------ Material for this task
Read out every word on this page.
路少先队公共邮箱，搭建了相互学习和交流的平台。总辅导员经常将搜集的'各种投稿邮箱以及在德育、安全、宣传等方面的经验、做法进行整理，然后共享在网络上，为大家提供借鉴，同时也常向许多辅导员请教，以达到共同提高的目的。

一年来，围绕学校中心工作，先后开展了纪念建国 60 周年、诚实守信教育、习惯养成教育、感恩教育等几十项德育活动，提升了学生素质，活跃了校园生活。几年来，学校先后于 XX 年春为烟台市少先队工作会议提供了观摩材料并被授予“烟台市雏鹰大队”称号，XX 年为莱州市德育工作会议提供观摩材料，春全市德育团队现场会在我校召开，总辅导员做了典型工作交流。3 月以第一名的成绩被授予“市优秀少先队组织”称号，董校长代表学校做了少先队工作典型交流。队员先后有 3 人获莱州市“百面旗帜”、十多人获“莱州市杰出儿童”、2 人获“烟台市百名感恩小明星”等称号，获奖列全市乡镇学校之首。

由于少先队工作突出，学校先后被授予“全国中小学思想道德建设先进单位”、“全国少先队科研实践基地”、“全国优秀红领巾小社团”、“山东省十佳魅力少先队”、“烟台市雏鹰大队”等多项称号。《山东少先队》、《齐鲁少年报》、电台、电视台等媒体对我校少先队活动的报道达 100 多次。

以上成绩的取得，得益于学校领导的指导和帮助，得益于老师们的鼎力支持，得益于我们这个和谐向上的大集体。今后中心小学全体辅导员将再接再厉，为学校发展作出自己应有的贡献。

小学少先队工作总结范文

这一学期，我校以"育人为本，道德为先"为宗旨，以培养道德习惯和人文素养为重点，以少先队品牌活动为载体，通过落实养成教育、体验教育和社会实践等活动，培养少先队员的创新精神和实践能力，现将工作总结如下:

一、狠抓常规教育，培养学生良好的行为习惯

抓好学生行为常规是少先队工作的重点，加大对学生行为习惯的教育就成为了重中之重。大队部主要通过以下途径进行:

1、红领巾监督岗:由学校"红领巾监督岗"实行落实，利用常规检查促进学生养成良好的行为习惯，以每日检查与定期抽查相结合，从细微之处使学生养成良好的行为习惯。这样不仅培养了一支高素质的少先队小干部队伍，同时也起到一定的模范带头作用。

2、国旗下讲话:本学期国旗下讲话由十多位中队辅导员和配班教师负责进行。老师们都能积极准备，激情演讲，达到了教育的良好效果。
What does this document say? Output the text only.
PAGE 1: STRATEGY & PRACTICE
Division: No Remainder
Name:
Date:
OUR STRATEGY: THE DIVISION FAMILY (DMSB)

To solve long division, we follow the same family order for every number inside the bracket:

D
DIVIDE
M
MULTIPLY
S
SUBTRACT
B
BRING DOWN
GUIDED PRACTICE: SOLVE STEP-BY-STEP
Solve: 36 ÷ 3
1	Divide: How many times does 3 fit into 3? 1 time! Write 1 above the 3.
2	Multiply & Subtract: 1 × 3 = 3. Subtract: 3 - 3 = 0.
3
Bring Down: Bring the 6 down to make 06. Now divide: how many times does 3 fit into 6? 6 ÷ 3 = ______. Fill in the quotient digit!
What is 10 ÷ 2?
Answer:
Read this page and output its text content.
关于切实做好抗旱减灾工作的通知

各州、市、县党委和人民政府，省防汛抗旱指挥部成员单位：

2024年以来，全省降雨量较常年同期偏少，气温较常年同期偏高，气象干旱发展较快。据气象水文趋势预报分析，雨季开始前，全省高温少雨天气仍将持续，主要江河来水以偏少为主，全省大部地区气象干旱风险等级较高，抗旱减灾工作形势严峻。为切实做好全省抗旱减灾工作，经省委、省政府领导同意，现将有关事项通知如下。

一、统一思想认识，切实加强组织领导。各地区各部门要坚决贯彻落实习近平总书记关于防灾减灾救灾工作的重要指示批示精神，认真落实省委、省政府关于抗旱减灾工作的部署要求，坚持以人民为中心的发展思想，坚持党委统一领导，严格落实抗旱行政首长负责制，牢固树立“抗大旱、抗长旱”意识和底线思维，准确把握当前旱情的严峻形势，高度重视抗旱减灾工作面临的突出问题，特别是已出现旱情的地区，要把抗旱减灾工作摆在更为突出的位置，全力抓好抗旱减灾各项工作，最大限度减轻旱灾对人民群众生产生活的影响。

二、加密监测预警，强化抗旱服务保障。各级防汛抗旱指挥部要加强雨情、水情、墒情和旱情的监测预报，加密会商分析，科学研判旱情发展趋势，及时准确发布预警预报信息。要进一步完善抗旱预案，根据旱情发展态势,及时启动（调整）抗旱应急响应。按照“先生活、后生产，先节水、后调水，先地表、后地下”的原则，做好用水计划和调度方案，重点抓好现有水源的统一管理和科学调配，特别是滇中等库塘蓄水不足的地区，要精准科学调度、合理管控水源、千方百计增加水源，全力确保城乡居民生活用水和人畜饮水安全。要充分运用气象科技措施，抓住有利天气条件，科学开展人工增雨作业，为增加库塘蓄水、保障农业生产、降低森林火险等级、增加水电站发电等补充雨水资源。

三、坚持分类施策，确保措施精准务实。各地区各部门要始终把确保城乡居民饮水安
------------
● **Task statement**: Scan the material above for the word "many". Copy each line where it occurs.

● **Answer to the exercise**:
1	Divide: How many times does 3 fit into 3? 1 time! Write 1 above the 3.
Bring Down: Bring the 6 down to make 06. Now divide: how many times does 3 fit into 6? 6 ÷ 3 = ______. Fill in the quotient digit!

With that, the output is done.